• **Figure content listings**
▼

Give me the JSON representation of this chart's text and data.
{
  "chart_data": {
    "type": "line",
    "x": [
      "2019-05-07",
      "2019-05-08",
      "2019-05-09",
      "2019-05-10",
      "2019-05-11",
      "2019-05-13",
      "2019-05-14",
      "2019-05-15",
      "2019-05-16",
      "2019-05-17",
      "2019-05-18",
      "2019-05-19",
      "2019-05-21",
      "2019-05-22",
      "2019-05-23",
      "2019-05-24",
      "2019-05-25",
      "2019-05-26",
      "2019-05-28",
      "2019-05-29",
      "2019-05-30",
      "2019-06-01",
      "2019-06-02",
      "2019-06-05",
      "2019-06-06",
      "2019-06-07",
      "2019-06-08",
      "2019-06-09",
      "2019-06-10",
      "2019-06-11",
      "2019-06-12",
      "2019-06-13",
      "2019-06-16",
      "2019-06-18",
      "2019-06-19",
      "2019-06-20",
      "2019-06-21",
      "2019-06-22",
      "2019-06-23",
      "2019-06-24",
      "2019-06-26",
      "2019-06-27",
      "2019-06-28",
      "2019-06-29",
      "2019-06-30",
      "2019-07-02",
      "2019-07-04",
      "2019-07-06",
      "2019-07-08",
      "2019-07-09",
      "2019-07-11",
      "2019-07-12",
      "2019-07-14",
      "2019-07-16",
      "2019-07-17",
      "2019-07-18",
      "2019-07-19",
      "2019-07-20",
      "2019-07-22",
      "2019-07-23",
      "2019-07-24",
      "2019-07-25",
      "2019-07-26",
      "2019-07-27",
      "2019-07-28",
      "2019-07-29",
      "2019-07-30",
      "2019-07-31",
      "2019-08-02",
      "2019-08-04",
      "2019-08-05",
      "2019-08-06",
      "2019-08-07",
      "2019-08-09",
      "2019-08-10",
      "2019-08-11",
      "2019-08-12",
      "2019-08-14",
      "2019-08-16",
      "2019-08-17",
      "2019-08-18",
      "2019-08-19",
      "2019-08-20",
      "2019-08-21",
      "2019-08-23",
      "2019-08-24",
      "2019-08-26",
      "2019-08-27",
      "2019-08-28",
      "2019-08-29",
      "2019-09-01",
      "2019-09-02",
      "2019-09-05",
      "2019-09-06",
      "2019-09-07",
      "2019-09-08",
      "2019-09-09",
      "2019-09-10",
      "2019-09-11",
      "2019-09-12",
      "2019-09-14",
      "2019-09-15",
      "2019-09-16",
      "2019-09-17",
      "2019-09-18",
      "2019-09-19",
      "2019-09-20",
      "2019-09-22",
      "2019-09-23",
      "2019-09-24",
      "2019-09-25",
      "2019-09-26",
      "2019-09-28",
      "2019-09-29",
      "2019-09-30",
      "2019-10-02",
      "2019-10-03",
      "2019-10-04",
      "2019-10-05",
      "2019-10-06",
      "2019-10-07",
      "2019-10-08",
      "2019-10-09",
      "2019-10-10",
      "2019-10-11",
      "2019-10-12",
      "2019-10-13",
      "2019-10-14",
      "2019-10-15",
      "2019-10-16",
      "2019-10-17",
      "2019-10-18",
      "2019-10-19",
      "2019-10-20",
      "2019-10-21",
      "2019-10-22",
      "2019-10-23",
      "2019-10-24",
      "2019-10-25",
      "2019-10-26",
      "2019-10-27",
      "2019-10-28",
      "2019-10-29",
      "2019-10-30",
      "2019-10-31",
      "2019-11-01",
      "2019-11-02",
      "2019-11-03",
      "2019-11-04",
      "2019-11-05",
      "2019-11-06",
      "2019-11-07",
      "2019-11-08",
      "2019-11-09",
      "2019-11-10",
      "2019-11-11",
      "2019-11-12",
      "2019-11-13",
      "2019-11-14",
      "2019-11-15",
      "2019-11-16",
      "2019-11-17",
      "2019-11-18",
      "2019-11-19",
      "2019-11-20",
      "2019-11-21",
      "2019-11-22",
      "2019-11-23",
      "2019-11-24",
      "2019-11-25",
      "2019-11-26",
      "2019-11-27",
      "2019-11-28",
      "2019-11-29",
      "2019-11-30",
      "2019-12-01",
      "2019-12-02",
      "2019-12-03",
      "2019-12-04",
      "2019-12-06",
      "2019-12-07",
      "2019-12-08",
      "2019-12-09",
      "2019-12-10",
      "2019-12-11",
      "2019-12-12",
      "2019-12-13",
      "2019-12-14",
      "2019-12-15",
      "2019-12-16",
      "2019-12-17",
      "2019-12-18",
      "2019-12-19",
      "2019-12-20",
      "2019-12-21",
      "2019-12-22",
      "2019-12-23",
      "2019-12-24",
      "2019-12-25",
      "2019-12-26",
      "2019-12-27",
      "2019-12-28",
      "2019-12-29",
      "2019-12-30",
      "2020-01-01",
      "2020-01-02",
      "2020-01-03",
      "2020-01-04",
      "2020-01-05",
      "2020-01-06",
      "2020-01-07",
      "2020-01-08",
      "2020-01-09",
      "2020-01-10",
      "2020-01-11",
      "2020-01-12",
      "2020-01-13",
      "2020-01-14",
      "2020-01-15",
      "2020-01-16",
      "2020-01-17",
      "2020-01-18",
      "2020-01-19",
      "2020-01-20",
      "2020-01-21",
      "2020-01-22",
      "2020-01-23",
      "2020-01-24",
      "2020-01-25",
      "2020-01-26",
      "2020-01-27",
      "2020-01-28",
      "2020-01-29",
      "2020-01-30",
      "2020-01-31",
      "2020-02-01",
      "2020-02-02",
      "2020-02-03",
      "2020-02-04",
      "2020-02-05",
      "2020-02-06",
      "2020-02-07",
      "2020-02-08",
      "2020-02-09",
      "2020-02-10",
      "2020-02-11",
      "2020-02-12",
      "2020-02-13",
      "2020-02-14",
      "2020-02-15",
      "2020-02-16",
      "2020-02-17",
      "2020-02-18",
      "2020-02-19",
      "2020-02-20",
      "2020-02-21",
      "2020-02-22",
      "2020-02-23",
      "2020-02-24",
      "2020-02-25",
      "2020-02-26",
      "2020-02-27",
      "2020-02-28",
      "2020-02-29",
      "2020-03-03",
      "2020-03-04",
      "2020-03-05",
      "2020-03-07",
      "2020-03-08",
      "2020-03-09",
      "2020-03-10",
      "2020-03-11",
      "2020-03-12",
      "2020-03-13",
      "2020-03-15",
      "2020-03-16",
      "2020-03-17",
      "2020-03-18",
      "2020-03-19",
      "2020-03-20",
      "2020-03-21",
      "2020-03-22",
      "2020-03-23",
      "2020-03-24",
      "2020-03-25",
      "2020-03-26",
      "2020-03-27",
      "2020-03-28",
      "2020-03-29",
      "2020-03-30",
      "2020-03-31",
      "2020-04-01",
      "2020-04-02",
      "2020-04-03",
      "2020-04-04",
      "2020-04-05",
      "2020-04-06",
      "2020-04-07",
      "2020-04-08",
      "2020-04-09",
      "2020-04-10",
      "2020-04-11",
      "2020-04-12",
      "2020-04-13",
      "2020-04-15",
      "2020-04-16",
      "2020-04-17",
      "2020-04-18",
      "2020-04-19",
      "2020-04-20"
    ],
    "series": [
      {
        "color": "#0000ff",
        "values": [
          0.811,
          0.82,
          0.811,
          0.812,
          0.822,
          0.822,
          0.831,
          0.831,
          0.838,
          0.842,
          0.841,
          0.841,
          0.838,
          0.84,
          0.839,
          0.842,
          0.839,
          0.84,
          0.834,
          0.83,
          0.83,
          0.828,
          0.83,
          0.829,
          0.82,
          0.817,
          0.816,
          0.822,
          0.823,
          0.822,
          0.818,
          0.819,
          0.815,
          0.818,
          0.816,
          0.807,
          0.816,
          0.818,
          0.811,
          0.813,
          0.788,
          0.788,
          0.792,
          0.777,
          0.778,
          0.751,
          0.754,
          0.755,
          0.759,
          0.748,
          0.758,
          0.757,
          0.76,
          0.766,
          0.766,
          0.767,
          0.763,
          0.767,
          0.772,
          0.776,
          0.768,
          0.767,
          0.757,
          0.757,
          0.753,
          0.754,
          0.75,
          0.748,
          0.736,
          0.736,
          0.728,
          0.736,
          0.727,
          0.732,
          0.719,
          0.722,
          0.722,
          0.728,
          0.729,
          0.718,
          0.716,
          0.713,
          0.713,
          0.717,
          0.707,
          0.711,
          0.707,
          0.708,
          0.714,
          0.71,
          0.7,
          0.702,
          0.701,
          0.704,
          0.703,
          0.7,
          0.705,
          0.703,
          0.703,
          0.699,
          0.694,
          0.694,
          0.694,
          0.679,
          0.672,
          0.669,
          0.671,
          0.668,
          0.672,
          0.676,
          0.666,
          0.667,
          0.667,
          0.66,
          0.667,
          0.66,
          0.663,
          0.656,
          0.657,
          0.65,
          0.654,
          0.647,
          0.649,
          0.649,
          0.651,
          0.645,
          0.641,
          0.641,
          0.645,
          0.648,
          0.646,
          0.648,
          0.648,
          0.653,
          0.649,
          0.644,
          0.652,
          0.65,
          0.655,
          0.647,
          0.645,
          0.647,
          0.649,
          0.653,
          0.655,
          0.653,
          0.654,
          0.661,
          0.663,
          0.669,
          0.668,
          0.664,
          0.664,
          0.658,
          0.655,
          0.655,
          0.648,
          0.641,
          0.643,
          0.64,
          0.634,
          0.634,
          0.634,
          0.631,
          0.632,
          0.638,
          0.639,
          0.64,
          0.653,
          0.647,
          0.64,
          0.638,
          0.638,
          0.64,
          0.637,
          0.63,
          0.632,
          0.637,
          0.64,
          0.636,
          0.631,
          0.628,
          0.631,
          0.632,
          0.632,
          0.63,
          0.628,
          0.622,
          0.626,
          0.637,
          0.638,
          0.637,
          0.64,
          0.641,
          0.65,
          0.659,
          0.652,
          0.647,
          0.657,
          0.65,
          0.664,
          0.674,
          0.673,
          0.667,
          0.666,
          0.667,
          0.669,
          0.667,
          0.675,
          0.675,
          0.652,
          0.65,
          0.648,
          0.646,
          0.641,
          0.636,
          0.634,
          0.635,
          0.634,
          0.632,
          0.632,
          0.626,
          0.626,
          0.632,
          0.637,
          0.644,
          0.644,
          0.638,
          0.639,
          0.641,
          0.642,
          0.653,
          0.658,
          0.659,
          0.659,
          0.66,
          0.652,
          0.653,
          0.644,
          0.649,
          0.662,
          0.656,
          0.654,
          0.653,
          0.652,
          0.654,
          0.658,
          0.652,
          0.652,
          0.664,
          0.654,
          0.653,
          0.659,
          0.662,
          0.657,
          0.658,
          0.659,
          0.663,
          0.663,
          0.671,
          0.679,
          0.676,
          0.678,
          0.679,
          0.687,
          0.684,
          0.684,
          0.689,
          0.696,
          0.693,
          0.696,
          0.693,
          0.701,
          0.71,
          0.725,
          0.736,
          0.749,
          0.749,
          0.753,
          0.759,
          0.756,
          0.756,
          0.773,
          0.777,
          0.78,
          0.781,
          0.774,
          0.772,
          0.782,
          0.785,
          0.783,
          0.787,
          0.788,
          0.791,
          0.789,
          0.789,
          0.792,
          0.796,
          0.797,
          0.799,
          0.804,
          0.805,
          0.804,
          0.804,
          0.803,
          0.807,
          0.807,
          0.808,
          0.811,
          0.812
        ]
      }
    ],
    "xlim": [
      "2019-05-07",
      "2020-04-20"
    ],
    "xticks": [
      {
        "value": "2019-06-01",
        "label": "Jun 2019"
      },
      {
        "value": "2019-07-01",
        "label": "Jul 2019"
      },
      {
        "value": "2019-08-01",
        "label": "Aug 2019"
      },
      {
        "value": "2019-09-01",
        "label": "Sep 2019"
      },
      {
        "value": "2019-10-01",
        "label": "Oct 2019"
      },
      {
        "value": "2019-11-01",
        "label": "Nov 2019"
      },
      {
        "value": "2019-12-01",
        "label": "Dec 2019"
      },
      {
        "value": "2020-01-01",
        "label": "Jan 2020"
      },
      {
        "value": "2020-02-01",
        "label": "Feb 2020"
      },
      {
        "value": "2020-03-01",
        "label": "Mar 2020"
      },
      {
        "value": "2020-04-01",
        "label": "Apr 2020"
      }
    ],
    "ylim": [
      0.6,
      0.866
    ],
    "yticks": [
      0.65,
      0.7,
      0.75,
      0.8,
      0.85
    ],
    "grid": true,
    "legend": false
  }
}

▲

• **Aim of the task**
Check every line in the material above for the string "label", then give only the number of lines that have it.

• **Complete answer**
11